* START Provided records *
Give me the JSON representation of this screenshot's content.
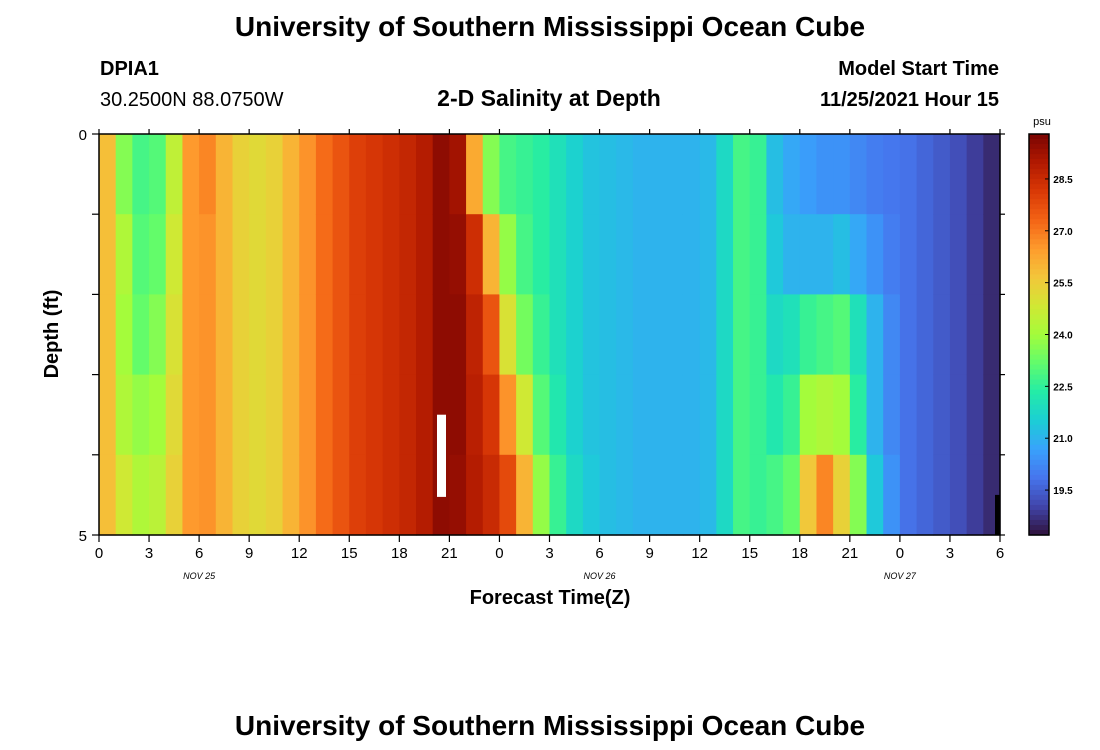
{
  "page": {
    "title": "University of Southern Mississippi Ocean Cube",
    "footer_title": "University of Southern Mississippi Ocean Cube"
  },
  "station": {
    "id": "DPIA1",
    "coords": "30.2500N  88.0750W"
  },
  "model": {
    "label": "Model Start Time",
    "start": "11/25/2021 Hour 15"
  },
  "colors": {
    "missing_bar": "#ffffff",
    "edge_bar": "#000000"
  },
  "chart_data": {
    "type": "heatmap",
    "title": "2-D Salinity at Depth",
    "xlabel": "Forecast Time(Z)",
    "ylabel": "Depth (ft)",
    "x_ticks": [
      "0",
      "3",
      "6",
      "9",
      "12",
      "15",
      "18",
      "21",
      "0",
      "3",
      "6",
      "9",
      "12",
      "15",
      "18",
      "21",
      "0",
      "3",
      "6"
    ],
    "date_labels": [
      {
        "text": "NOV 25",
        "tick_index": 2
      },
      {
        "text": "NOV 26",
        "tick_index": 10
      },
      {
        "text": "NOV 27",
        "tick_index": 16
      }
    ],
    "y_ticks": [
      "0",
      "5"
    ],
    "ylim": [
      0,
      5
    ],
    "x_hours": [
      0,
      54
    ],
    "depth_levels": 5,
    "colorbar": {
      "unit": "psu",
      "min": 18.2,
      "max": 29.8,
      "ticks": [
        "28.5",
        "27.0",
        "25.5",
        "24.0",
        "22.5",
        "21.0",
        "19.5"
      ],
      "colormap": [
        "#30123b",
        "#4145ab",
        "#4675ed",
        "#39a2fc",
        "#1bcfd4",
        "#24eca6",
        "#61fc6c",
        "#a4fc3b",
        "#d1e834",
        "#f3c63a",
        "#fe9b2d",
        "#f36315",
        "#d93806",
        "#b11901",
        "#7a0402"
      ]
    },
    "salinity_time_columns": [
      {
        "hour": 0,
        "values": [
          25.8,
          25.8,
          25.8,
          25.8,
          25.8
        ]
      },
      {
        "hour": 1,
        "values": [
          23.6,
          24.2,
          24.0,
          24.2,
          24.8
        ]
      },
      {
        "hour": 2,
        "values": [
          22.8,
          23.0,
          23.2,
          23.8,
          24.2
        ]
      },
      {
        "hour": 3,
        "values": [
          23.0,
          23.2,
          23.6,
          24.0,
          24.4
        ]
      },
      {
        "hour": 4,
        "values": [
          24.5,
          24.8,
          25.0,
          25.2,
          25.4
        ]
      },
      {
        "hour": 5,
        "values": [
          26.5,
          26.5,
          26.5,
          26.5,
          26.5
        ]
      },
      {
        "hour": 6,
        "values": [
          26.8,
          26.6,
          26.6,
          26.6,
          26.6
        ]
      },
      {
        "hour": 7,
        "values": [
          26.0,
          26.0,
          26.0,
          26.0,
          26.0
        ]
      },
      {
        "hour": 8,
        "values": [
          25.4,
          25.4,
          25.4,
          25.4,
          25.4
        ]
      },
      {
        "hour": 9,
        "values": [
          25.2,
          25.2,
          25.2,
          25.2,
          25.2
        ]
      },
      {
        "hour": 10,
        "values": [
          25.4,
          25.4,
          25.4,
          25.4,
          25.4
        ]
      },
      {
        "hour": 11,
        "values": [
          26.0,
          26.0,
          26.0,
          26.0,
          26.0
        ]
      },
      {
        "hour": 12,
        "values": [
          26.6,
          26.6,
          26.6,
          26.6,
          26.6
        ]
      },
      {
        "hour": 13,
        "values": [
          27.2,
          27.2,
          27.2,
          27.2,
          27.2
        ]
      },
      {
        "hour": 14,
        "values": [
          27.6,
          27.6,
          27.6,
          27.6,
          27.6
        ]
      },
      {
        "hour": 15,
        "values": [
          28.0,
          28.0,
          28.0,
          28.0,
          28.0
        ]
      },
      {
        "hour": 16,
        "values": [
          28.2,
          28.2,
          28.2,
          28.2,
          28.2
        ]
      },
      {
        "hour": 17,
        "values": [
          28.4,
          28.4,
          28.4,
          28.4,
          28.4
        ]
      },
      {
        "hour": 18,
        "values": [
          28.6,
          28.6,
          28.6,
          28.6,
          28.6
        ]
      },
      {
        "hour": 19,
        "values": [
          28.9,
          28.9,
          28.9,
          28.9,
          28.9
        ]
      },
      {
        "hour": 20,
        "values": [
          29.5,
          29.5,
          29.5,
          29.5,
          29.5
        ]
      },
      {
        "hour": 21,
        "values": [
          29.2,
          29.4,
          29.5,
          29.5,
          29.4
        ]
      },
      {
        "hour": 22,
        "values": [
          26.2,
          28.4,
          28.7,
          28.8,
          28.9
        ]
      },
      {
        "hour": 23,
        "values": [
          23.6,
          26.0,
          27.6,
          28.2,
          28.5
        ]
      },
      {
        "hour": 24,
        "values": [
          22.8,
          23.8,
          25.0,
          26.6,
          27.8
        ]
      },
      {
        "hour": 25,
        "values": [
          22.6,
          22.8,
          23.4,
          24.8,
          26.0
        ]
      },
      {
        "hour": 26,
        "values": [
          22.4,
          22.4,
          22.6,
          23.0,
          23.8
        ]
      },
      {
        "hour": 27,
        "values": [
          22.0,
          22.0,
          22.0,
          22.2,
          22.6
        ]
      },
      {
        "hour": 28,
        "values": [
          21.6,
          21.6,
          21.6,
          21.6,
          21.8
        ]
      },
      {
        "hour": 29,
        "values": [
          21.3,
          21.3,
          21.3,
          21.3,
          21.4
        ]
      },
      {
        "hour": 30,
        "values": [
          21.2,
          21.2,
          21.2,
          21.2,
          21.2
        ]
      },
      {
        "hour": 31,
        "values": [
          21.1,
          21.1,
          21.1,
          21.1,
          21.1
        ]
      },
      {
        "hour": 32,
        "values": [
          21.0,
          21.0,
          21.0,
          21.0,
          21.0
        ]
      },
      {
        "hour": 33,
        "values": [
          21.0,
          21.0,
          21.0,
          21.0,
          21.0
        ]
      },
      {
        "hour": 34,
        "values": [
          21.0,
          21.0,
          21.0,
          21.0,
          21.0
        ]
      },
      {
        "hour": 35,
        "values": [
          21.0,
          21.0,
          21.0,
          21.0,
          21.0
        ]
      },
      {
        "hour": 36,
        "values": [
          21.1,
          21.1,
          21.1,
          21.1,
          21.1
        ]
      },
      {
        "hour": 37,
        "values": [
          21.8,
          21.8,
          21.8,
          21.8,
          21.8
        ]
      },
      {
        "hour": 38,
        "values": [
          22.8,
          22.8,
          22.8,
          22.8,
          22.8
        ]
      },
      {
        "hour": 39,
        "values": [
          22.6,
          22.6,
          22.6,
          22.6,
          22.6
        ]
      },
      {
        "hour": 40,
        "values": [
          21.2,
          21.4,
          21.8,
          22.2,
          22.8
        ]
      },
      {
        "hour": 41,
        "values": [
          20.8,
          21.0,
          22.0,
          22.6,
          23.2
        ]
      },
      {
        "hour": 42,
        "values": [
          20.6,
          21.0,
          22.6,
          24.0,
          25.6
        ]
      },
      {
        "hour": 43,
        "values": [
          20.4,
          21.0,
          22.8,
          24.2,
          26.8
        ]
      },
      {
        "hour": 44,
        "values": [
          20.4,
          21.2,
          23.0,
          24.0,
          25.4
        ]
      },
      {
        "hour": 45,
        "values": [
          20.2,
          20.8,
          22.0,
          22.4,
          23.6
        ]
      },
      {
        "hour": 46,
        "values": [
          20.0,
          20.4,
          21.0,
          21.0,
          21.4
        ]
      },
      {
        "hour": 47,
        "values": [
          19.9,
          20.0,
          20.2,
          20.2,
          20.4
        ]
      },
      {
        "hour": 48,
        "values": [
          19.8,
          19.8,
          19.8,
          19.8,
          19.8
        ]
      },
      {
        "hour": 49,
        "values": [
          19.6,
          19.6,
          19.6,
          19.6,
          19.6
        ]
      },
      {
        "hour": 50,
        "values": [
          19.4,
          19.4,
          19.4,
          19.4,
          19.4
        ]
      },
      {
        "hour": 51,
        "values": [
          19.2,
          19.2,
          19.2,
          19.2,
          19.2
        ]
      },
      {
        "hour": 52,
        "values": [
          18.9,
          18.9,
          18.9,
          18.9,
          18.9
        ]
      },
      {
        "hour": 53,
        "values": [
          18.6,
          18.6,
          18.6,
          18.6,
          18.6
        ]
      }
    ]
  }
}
* END Provided records *
* What is required *
Leave out every line without the string "Southern" and copy the rest.

* The response *
    "title": "University of Southern Mississippi Ocean Cube",
    "footer_title": "University of Southern Mississippi Ocean Cube"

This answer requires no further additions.